- **EXERCISE BRIEF**
Without skipping anything, write out each record below exactly.

- **EXTRACTED ENTRIES**
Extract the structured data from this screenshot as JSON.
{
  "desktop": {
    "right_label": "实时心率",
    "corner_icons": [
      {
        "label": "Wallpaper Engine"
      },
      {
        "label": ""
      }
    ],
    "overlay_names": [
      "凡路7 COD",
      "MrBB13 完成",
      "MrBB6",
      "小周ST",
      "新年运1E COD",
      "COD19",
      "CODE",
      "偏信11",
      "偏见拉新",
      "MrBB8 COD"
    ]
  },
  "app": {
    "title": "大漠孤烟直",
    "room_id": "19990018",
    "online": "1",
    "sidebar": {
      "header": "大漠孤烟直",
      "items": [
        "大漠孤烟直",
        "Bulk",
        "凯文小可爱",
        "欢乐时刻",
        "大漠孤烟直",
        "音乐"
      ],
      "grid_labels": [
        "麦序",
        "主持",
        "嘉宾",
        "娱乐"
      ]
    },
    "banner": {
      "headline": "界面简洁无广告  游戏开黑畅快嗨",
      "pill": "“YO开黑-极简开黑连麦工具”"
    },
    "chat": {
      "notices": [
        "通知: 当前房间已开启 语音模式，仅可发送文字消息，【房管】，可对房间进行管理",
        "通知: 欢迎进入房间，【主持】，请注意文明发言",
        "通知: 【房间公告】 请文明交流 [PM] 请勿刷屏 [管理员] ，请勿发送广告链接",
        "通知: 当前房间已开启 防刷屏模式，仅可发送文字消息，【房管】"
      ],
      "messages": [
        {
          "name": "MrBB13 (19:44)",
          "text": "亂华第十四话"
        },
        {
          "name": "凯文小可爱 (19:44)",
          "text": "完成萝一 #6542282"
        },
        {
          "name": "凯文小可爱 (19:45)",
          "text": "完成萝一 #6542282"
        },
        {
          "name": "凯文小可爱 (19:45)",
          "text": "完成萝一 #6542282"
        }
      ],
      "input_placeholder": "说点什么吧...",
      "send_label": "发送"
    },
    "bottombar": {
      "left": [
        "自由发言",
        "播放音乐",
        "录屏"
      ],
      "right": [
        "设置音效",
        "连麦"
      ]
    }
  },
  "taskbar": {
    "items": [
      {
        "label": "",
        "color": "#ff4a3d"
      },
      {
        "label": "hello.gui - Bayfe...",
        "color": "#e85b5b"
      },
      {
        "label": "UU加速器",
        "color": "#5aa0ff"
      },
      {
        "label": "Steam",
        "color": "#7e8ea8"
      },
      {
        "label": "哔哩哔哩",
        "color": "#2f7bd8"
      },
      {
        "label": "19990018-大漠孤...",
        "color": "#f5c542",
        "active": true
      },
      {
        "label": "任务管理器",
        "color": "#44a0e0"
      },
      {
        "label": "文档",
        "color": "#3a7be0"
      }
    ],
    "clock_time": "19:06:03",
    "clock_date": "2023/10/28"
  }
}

- **THE REPLY**
Extract the structured data from this screenshot as JSON.
{
  "desktop": {
    "right_label": "实时心率",
    "corner_icons": [
      {
        "label": "Wallpaper Engine"
      },
      {
        "label": ""
      }
    ],
    "overlay_names": [
      "凡路7 COD",
      "MrBB13 完成",
      "MrBB6",
      "小周ST",
      "新年运1E COD",
      "COD19",
      "CODE",
      "偏信11",
      "偏见拉新",
      "MrBB8 COD"
    ]
  },
  "app": {
    "title": "大漠孤烟直",
    "room_id": "19990018",
    "online": "1",
    "sidebar": {
      "header": "大漠孤烟直",
      "items": [
        "大漠孤烟直",
        "Bulk",
        "凯文小可爱",
        "欢乐时刻",
        "大漠孤烟直",
        "音乐"
      ],
      "grid_labels": [
        "麦序",
        "主持",
        "嘉宾",
        "娱乐"
      ]
    },
    "banner": {
      "headline": "界面简洁无广告  游戏开黑畅快嗨",
      "pill": "“YO开黑-极简开黑连麦工具”"
    },
    "chat": {
      "notices": [
        "通知: 当前房间已开启 语音模式，仅可发送文字消息，【房管】，可对房间进行管理",
        "通知: 欢迎进入房间，【主持】，请注意文明发言",
        "通知: 【房间公告】 请文明交流 [PM] 请勿刷屏 [管理员] ，请勿发送广告链接",
        "通知: 当前房间已开启 防刷屏模式，仅可发送文字消息，【房管】"
      ],
      "messages": [
        {
          "name": "MrBB13 (19:44)",
          "text": "亂华第十四话"
        },
        {
          "name": "凯文小可爱 (19:44)",
          "text": "完成萝一 #6542282"
        },
        {
          "name": "凯文小可爱 (19:45)",
          "text": "完成萝一 #6542282"
        },
        {
          "name": "凯文小可爱 (19:45)",
          "text": "完成萝一 #6542282"
        }
      ],
      "input_placeholder": "说点什么吧...",
      "send_label": "发送"
    },
    "bottombar": {
      "left": [
        "自由发言",
        "播放音乐",
        "录屏"
      ],
      "right": [
        "设置音效",
        "连麦"
      ]
    }
  },
  "taskbar": {
    "items": [
      {
        "label": "",
        "color": "#ff4a3d"
      },
      {
        "label": "hello.gui - Bayfe...",
        "color": "#e85b5b"
      },
      {
        "label": "UU加速器",
        "color": "#5aa0ff"
      },
      {
        "label": "Steam",
        "color": "#7e8ea8"
      },
      {
        "label": "哔哩哔哩",
        "color": "#2f7bd8"
      },
      {
        "label": "19990018-大漠孤...",
        "color": "#f5c542",
        "active": true
      },
      {
        "label": "任务管理器",
        "color": "#44a0e0"
      },
      {
        "label": "文档",
        "color": "#3a7be0"
      }
    ],
    "clock_time": "19:06:03",
    "clock_date": "2023/10/28"
  }
}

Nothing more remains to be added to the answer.